Reproduce all records exactly.

***** Given records *****

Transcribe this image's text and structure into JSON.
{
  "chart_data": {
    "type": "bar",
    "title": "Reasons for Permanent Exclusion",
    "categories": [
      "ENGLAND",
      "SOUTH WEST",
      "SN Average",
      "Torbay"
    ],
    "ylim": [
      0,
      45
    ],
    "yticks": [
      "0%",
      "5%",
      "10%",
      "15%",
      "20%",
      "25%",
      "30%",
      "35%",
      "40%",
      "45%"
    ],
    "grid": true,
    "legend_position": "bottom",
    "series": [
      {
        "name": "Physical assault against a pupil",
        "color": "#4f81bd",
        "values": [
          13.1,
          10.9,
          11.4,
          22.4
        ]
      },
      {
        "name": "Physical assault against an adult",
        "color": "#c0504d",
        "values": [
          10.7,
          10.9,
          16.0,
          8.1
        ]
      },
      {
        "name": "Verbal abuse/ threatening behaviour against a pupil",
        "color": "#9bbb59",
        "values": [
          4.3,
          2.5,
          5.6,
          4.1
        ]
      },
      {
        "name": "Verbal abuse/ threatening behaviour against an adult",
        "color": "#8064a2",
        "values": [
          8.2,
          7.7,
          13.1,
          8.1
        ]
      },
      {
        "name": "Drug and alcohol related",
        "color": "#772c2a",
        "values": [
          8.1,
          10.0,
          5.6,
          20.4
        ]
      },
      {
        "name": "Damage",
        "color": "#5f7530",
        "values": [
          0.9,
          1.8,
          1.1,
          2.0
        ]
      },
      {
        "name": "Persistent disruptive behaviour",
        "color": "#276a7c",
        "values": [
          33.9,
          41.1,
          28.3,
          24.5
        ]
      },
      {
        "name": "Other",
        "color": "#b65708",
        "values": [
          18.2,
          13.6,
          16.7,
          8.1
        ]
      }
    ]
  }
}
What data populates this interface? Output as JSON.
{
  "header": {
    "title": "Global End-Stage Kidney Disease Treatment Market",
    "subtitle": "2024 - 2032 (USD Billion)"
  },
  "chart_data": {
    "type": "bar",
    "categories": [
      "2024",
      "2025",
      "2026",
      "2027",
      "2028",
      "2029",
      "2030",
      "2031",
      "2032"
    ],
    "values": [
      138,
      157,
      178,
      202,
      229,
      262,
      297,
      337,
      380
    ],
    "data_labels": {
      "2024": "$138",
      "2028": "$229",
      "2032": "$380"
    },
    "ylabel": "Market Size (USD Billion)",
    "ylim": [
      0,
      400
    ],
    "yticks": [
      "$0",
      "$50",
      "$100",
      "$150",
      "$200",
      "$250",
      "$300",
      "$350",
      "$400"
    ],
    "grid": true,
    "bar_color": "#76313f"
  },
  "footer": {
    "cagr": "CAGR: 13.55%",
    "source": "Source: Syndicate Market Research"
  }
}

*****

◆ Problem solution ◆
Transcribe this image's text and structure into JSON.
{
  "chart_data": {
    "type": "bar",
    "title": "Reasons for Permanent Exclusion",
    "categories": [
      "ENGLAND",
      "SOUTH WEST",
      "SN Average",
      "Torbay"
    ],
    "ylim": [
      0,
      45
    ],
    "yticks": [
      "0%",
      "5%",
      "10%",
      "15%",
      "20%",
      "25%",
      "30%",
      "35%",
      "40%",
      "45%"
    ],
    "grid": true,
    "legend_position": "bottom",
    "series": [
      {
        "name": "Physical assault against a pupil",
        "color": "#4f81bd",
        "values": [
          13.1,
          10.9,
          11.4,
          22.4
        ]
      },
      {
        "name": "Physical assault against an adult",
        "color": "#c0504d",
        "values": [
          10.7,
          10.9,
          16.0,
          8.1
        ]
      },
      {
        "name": "Verbal abuse/ threatening behaviour against a pupil",
        "color": "#9bbb59",
        "values": [
          4.3,
          2.5,
          5.6,
          4.1
        ]
      },
      {
        "name": "Verbal abuse/ threatening behaviour against an adult",
        "color": "#8064a2",
        "values": [
          8.2,
          7.7,
          13.1,
          8.1
        ]
      },
      {
        "name": "Drug and alcohol related",
        "color": "#772c2a",
        "values": [
          8.1,
          10.0,
          5.6,
          20.4
        ]
      },
      {
        "name": "Damage",
        "color": "#5f7530",
        "values": [
          0.9,
          1.8,
          1.1,
          2.0
        ]
      },
      {
        "name": "Persistent disruptive behaviour",
        "color": "#276a7c",
        "values": [
          33.9,
          41.1,
          28.3,
          24.5
        ]
      },
      {
        "name": "Other",
        "color": "#b65708",
        "values": [
          18.2,
          13.6,
          16.7,
          8.1
        ]
      }
    ]
  }
}
What data populates this interface? Output as JSON.
{
  "header": {
    "title": "Global End-Stage Kidney Disease Treatment Market",
    "subtitle": "2024 - 2032 (USD Billion)"
  },
  "chart_data": {
    "type": "bar",
    "categories": [
      "2024",
      "2025",
      "2026",
      "2027",
      "2028",
      "2029",
      "2030",
      "2031",
      "2032"
    ],
    "values": [
      138,
      157,
      178,
      202,
      229,
      262,
      297,
      337,
      380
    ],
    "data_labels": {
      "2024": "$138",
      "2028": "$229",
      "2032": "$380"
    },
    "ylabel": "Market Size (USD Billion)",
    "ylim": [
      0,
      400
    ],
    "yticks": [
      "$0",
      "$50",
      "$100",
      "$150",
      "$200",
      "$250",
      "$300",
      "$350",
      "$400"
    ],
    "grid": true,
    "bar_color": "#76313f"
  },
  "footer": {
    "cagr": "CAGR: 13.55%",
    "source": "Source: Syndicate Market Research"
  }
}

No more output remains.